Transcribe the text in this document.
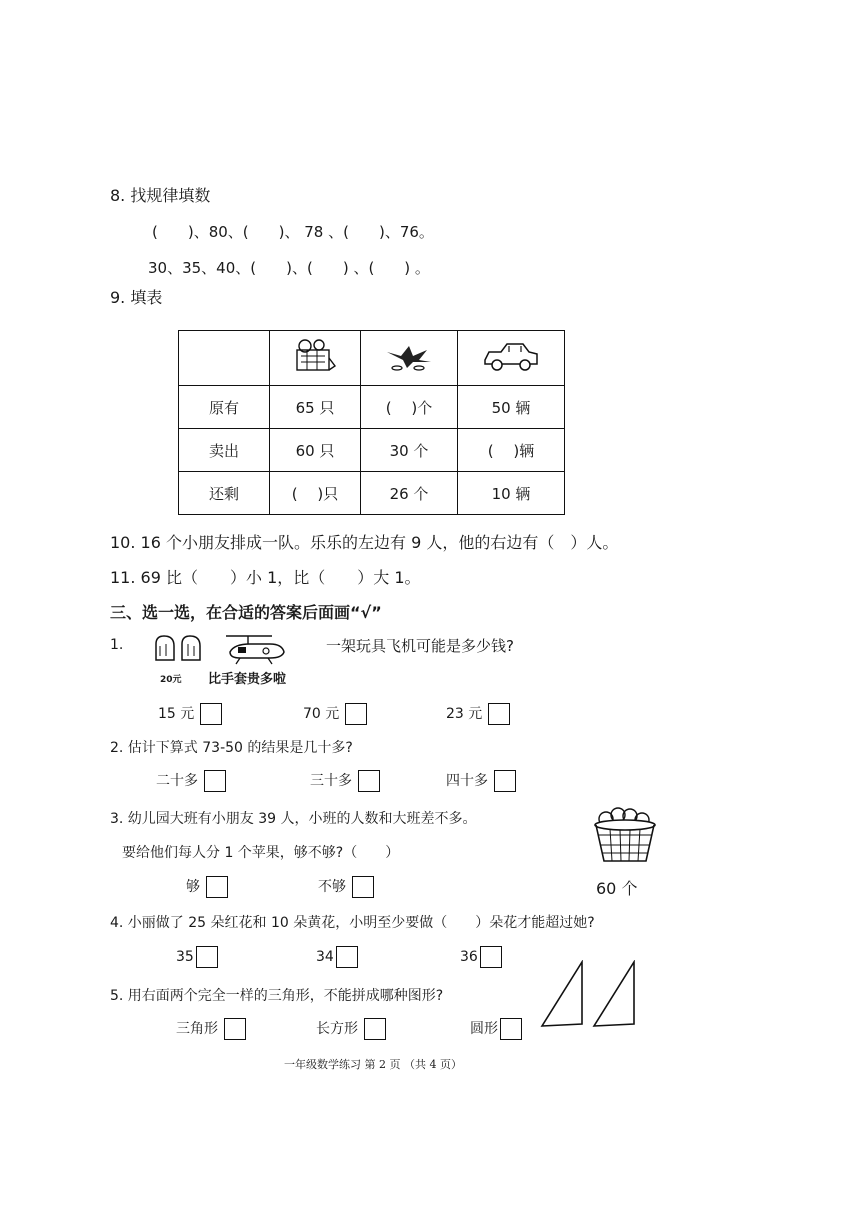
8. 找规律填数
(　　)、80、(　　)、 78 、(　　)、76。
30、35、40、(　　)、(　　) 、(　　) 。
9. 填表

原有	65 只	(　 )个	50 辆
卖出	60 只	30 个	(　 )辆
还剩	(　 )只	26 个	10 辆
10. 16 个小朋友排成一队。乐乐的左边有 9 人，他的右边有（　）人。
11. 69 比（　　）小 1，比（　　）大 1。
三、选一选，在合适的答案后面画“√”
1.
20元
一架玩具飞机可能是多少钱?
比手套贵多啦
15 元	70 元	23 元
2. 估计下算式 73-50 的结果是几十多?
二十多	三十多	四十多
3. 幼儿园大班有小朋友 39 人，小班的人数和大班差不多。
要给他们每人分 1 个苹果，够不够?（　　）
60 个
够	不够
4. 小丽做了 25 朵红花和 10 朵黄花，小明至少要做（　　）朵花才能超过她?
35	34	36
5. 用右面两个完全一样的三角形，不能拼成哪种图形?
三角形	长方形	圆形
一年级数学练习 第 2 页 （共 4 页）
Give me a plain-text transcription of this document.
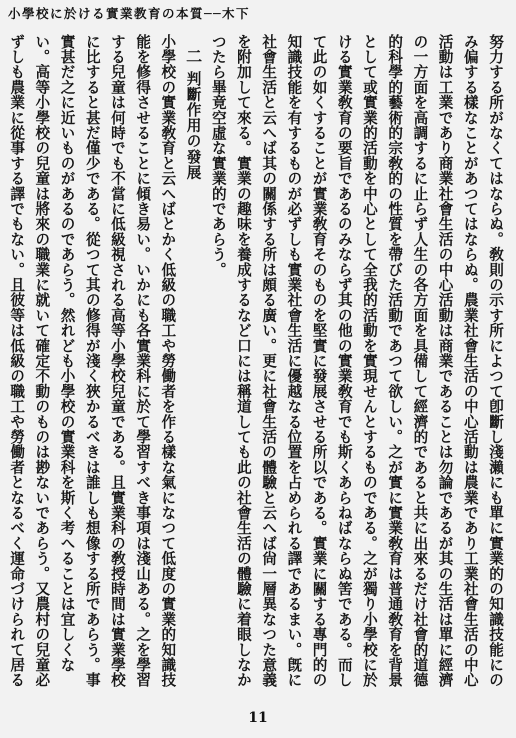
小學校に於ける實業教育の本質──木下

努力する所がなくてはならぬ。敎則の示す所によつて卽斷し淺瀨にも單に實業的の知識技能にのみ偏する樣なことがあつてはならぬ。農業社會生活の中心活動は農業であり工業社會生活の中心活動は工業であり商業社會生活の中心活動は商業であることは勿論であるが其の生活は單に經濟の一方面を高調するに止らず人生の各方面を具備して經濟的であると共に出來るだけ社會的道德的科學的藝術的宗敎的の性質を帶びた活動であつて欲しい。之が實に實業敎育は普通敎育を背景として或實業的活動を中心として全我的活動を實現せんとするものである。之が獨り小學校に於ける實業敎育の要旨であるのみならず其の他の實業敎育でも斯くあらねばならぬ筈である。而して此の如くすることが實業敎育そのものを堅實に發展させる所以である。實業に關する專門的の知識技能を有するものが必ずしも實業社會生活に優越なる位置を占められる譯であるまい。旣に社會生活と云へば其の關係する所は頗る廣い。更に社會生活の體驗と云へば尙一層異なつた意義を附加して來る。實業の趣味を養成するなど口には稱道しても此の社會生活の體驗に着眼しなかつたら畢竟空虛な實業的であらう。

二判斷作用の發展

小學校の實業敎育と云へばとかく低級の職工や勞働者を作る樣な氣になつて低度の實業的知識技能を修得させることに傾き易い。いかにも各實業科に於て學習すべき事項は淺山ある。之を學習する兒童は何時でも不當に低級視される高等小學校兒童である。且實業科の敎授時間は實業學校に比すると甚だ僅少である。從つて其の修得が淺く狹かるべきは誰しも想像する所であらう。事實甚だ之に近いものがあるのであらう。然れども小學校の實業科を斯く考へることは宜しくない。高等小學校の兒童は將來の職業に就いて確定不動のものは尠ないであらう。又農村の兒童必ずしも農業に從事する譯でもない。且彼等は低級の職工や勞働者となるべく運命づけられて居る

11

══════════

▶ **Written exercise**
Identify the lines above that contain the word "text", then copy them.

▶ **Correct response**
Transcribe the text in this document.
Give me a plain-text transcription of this document.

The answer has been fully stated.